• Data extracted from a collection:
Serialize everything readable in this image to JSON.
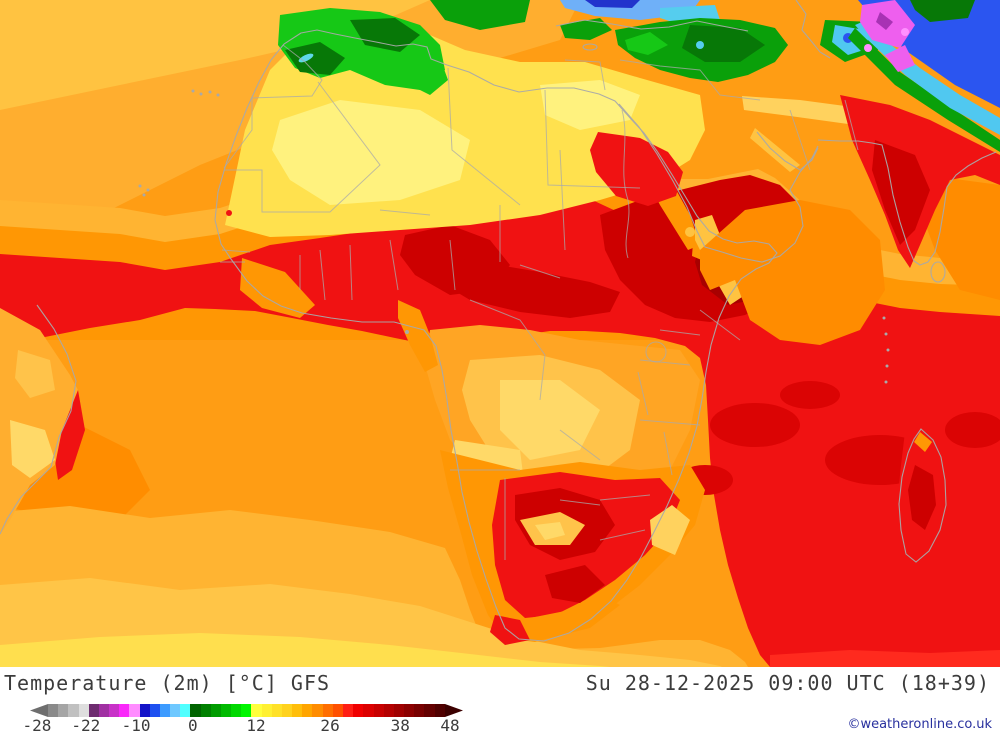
{
  "legend": {
    "title": "Temperature (2m) [°C] GFS",
    "datetime": "Su 28-12-2025 09:00 UTC (18+39)",
    "copyright": "©weatheronline.co.uk",
    "colorbar": {
      "unit": "°C",
      "min_label": "-28",
      "max_label": "48",
      "labels": [
        "-28",
        "-22",
        "-10",
        "0",
        "12",
        "26",
        "38",
        "48"
      ],
      "label_pos_pct": [
        1.6,
        12.9,
        24.5,
        37.6,
        52.2,
        69.3,
        85.5,
        97.0
      ],
      "left_arrow": "#6e6e6e",
      "right_arrow": "#3c0000",
      "segments": [
        "#8a8a8a",
        "#a5a5a5",
        "#c0c0c0",
        "#dedede",
        "#6e2c70",
        "#a030a2",
        "#c832c8",
        "#fa28fa",
        "#ff8cff",
        "#1414c8",
        "#1e50f0",
        "#3c9bff",
        "#6ec8ff",
        "#50ffff",
        "#006400",
        "#008000",
        "#009c00",
        "#00ba00",
        "#00d800",
        "#00f600",
        "#ffff3c",
        "#fff032",
        "#ffe128",
        "#ffd21e",
        "#ffbe0a",
        "#ffa500",
        "#ff8c00",
        "#ff6e00",
        "#ff5000",
        "#ff1e14",
        "#f00000",
        "#dc0000",
        "#c80000",
        "#b40000",
        "#a00000",
        "#8c0000",
        "#780000",
        "#640000",
        "#500000"
      ]
    }
  },
  "map": {
    "parameter": "Temperature (2m)",
    "model": "GFS",
    "region": "Africa",
    "palette": {
      "ink": "#3c3c3c",
      "copyright_blue": "#28309e",
      "border_gray": "#a9a9a9",
      "ocean_base": "#ff9d14",
      "ocean_light": "#ffae2f",
      "ocean_top": "#ffc341",
      "ocean_deep": "#ff8d00",
      "band_light": "#ffb432",
      "band_mid": "#ffc547",
      "bottom_yellow": "#ffdf4e",
      "sahara_yellow": "#ffe14e",
      "sahara_pale": "#fff27e",
      "trans_orange": "#ff9704",
      "sea_orange": "#ff8c00",
      "red": "#f01212",
      "red_bright": "#ff2a1e",
      "dark_red": "#cd0000",
      "deep_red": "#a80000",
      "maroon": "#8c0000",
      "dark_sea_red": "#db0404",
      "green_bright": "#16c816",
      "green_mid": "#0aa00a",
      "green_dark": "#077807",
      "sky_cyan": "#50c8f0",
      "cyan": "#55cdee",
      "blue": "#2b55f0",
      "blue_dark": "#2233cc",
      "light_blue": "#6fb0f8",
      "magenta": "#ee5fee",
      "pink": "#ff90ff",
      "purple": "#a832b4",
      "interior_orange": "#ffa524",
      "interior_light": "#ffc34a",
      "interior_pale": "#ffd968",
      "cream": "#ffd25e",
      "lake_cyan": "#5fd8e8"
    }
  }
}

• Exercise directions: Retype the listing exactly. Pictures do not belong in the copy.

• Answer to the problem:
Serialize everything readable in this image to JSON.
{
  "legend": {
    "title": "Temperature (2m) [°C] GFS",
    "datetime": "Su 28-12-2025 09:00 UTC (18+39)",
    "copyright": "©weatheronline.co.uk",
    "colorbar": {
      "unit": "°C",
      "min_label": "-28",
      "max_label": "48",
      "labels": [
        "-28",
        "-22",
        "-10",
        "0",
        "12",
        "26",
        "38",
        "48"
      ],
      "label_pos_pct": [
        1.6,
        12.9,
        24.5,
        37.6,
        52.2,
        69.3,
        85.5,
        97.0
      ],
      "left_arrow": "#6e6e6e",
      "right_arrow": "#3c0000",
      "segments": [
        "#8a8a8a",
        "#a5a5a5",
        "#c0c0c0",
        "#dedede",
        "#6e2c70",
        "#a030a2",
        "#c832c8",
        "#fa28fa",
        "#ff8cff",
        "#1414c8",
        "#1e50f0",
        "#3c9bff",
        "#6ec8ff",
        "#50ffff",
        "#006400",
        "#008000",
        "#009c00",
        "#00ba00",
        "#00d800",
        "#00f600",
        "#ffff3c",
        "#fff032",
        "#ffe128",
        "#ffd21e",
        "#ffbe0a",
        "#ffa500",
        "#ff8c00",
        "#ff6e00",
        "#ff5000",
        "#ff1e14",
        "#f00000",
        "#dc0000",
        "#c80000",
        "#b40000",
        "#a00000",
        "#8c0000",
        "#780000",
        "#640000",
        "#500000"
      ]
    }
  },
  "map": {
    "parameter": "Temperature (2m)",
    "model": "GFS",
    "region": "Africa",
    "palette": {
      "ink": "#3c3c3c",
      "copyright_blue": "#28309e",
      "border_gray": "#a9a9a9",
      "ocean_base": "#ff9d14",
      "ocean_light": "#ffae2f",
      "ocean_top": "#ffc341",
      "ocean_deep": "#ff8d00",
      "band_light": "#ffb432",
      "band_mid": "#ffc547",
      "bottom_yellow": "#ffdf4e",
      "sahara_yellow": "#ffe14e",
      "sahara_pale": "#fff27e",
      "trans_orange": "#ff9704",
      "sea_orange": "#ff8c00",
      "red": "#f01212",
      "red_bright": "#ff2a1e",
      "dark_red": "#cd0000",
      "deep_red": "#a80000",
      "maroon": "#8c0000",
      "dark_sea_red": "#db0404",
      "green_bright": "#16c816",
      "green_mid": "#0aa00a",
      "green_dark": "#077807",
      "sky_cyan": "#50c8f0",
      "cyan": "#55cdee",
      "blue": "#2b55f0",
      "blue_dark": "#2233cc",
      "light_blue": "#6fb0f8",
      "magenta": "#ee5fee",
      "pink": "#ff90ff",
      "purple": "#a832b4",
      "interior_orange": "#ffa524",
      "interior_light": "#ffc34a",
      "interior_pale": "#ffd968",
      "cream": "#ffd25e",
      "lake_cyan": "#5fd8e8"
    }
  }
}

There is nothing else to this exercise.